● **INSTRUCTION**:
Output each of the data entries below verbatim, line for line, with nothing changed or left out.

[Data entries]
+++++

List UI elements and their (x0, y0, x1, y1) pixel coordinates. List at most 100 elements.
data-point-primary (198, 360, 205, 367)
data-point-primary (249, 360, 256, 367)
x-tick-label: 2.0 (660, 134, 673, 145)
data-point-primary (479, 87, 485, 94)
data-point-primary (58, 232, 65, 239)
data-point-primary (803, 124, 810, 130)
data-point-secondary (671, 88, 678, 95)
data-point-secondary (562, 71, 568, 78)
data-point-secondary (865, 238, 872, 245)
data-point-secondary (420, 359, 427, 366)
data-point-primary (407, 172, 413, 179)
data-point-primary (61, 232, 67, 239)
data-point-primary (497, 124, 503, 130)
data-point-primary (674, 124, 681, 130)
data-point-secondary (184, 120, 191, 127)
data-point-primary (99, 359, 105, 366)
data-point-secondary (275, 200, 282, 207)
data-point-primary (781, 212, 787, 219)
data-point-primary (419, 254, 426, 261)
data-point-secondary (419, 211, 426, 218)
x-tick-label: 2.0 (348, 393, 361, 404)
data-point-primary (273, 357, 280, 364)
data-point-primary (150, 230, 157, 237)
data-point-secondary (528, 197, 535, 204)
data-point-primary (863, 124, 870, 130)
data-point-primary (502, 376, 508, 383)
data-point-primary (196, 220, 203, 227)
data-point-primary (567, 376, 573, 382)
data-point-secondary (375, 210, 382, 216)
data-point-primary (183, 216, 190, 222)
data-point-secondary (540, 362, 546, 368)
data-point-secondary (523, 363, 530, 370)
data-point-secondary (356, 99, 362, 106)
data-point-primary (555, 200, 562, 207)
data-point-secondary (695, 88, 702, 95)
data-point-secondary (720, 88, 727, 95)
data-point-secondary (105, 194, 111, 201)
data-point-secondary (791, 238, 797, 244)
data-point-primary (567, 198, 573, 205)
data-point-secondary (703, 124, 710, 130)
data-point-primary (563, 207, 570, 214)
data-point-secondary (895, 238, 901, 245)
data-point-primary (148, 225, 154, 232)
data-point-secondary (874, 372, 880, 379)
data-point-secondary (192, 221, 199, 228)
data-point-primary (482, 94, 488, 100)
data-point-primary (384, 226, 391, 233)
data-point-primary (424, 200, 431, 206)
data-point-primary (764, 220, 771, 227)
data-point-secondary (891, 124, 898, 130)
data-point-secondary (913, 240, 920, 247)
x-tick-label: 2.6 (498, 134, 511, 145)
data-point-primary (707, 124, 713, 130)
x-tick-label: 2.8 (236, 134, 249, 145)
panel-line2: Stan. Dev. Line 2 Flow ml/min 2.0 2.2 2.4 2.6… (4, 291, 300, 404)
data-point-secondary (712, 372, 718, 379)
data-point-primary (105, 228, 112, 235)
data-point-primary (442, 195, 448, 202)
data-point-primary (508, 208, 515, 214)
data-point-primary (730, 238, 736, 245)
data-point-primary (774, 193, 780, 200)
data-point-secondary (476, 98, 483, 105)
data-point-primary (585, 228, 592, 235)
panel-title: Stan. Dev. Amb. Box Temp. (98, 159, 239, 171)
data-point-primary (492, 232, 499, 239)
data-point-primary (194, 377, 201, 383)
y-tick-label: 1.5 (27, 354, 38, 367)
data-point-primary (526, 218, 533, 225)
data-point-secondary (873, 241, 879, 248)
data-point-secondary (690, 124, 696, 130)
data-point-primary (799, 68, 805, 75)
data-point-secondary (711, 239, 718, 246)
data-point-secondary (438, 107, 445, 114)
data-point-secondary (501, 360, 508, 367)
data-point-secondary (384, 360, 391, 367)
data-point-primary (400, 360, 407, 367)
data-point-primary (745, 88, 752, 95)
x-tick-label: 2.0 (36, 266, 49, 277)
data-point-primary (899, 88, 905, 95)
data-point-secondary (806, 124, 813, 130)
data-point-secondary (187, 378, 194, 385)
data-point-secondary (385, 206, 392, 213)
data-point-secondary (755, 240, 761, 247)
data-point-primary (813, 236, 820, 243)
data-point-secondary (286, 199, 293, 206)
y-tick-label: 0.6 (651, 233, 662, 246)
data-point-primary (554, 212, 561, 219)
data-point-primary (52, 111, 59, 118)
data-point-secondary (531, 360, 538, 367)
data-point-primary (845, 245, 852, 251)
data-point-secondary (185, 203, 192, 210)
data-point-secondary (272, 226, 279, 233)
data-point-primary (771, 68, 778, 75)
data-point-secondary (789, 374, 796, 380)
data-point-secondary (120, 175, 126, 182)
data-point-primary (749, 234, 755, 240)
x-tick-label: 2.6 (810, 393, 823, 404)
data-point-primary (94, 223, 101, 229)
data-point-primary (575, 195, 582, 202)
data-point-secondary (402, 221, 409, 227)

+++++

● **COMPLETE OUTPUT**:
List UI elements and their (x0, y0, x1, y1) pixel coordinates. List at most 100 elements.
data-point-primary (198, 360, 205, 367)
data-point-primary (249, 360, 256, 367)
x-tick-label: 2.0 (660, 134, 673, 145)
data-point-primary (479, 87, 485, 94)
data-point-primary (58, 232, 65, 239)
data-point-primary (803, 124, 810, 130)
data-point-secondary (671, 88, 678, 95)
data-point-secondary (562, 71, 568, 78)
data-point-secondary (865, 238, 872, 245)
data-point-secondary (420, 359, 427, 366)
data-point-primary (407, 172, 413, 179)
data-point-primary (61, 232, 67, 239)
data-point-primary (497, 124, 503, 130)
data-point-primary (674, 124, 681, 130)
data-point-secondary (184, 120, 191, 127)
data-point-primary (99, 359, 105, 366)
data-point-secondary (275, 200, 282, 207)
data-point-primary (781, 212, 787, 219)
data-point-primary (419, 254, 426, 261)
data-point-secondary (419, 211, 426, 218)
x-tick-label: 2.0 (348, 393, 361, 404)
data-point-primary (273, 357, 280, 364)
data-point-primary (150, 230, 157, 237)
data-point-secondary (528, 197, 535, 204)
data-point-primary (863, 124, 870, 130)
data-point-primary (502, 376, 508, 383)
data-point-primary (196, 220, 203, 227)
data-point-primary (567, 376, 573, 382)
data-point-secondary (375, 210, 382, 216)
data-point-primary (183, 216, 190, 222)
data-point-secondary (540, 362, 546, 368)
data-point-secondary (523, 363, 530, 370)
data-point-secondary (356, 99, 362, 106)
data-point-primary (555, 200, 562, 207)
data-point-secondary (695, 88, 702, 95)
data-point-secondary (720, 88, 727, 95)
data-point-secondary (105, 194, 111, 201)
data-point-secondary (791, 238, 797, 244)
data-point-primary (567, 198, 573, 205)
data-point-secondary (703, 124, 710, 130)
data-point-primary (563, 207, 570, 214)
data-point-secondary (895, 238, 901, 245)
data-point-primary (148, 225, 154, 232)
data-point-secondary (874, 372, 880, 379)
data-point-secondary (192, 221, 199, 228)
data-point-primary (482, 94, 488, 100)
data-point-primary (384, 226, 391, 233)
data-point-primary (424, 200, 431, 206)
data-point-primary (764, 220, 771, 227)
data-point-secondary (891, 124, 898, 130)
data-point-secondary (913, 240, 920, 247)
x-tick-label: 2.6 (498, 134, 511, 145)
data-point-primary (707, 124, 713, 130)
x-tick-label: 2.8 (236, 134, 249, 145)
panel-line2: Stan. Dev. Line 2 Flow ml/min 2.0 2.2 2.4 2.6… (4, 291, 300, 404)
data-point-secondary (712, 372, 718, 379)
data-point-primary (105, 228, 112, 235)
data-point-primary (442, 195, 448, 202)
data-point-primary (508, 208, 515, 214)
data-point-primary (730, 238, 736, 245)
data-point-primary (774, 193, 780, 200)
data-point-secondary (476, 98, 483, 105)
data-point-primary (585, 228, 592, 235)
panel-title: Stan. Dev. Amb. Box Temp. (98, 159, 239, 171)
data-point-primary (492, 232, 499, 239)
data-point-primary (194, 377, 201, 383)
y-tick-label: 1.5 (27, 354, 38, 367)
data-point-primary (526, 218, 533, 225)
data-point-secondary (873, 241, 879, 248)
data-point-secondary (690, 124, 696, 130)
data-point-primary (799, 68, 805, 75)
data-point-secondary (711, 239, 718, 246)
data-point-secondary (438, 107, 445, 114)
data-point-secondary (501, 360, 508, 367)
data-point-secondary (384, 360, 391, 367)
data-point-primary (400, 360, 407, 367)
data-point-primary (745, 88, 752, 95)
x-tick-label: 2.0 (36, 266, 49, 277)
data-point-primary (899, 88, 905, 95)
data-point-secondary (806, 124, 813, 130)
data-point-secondary (187, 378, 194, 385)
data-point-secondary (385, 206, 392, 213)
data-point-secondary (755, 240, 761, 247)
data-point-primary (813, 236, 820, 243)
data-point-secondary (286, 199, 293, 206)
y-tick-label: 0.6 (651, 233, 662, 246)
data-point-primary (554, 212, 561, 219)
data-point-primary (52, 111, 59, 118)
data-point-secondary (531, 360, 538, 367)
data-point-primary (845, 245, 852, 251)
data-point-secondary (185, 203, 192, 210)
data-point-secondary (272, 226, 279, 233)
data-point-primary (771, 68, 778, 75)
data-point-secondary (789, 374, 796, 380)
data-point-secondary (120, 175, 126, 182)
data-point-primary (749, 234, 755, 240)
x-tick-label: 2.6 (810, 393, 823, 404)
data-point-primary (94, 223, 101, 229)
data-point-primary (575, 195, 582, 202)
data-point-secondary (402, 221, 409, 227)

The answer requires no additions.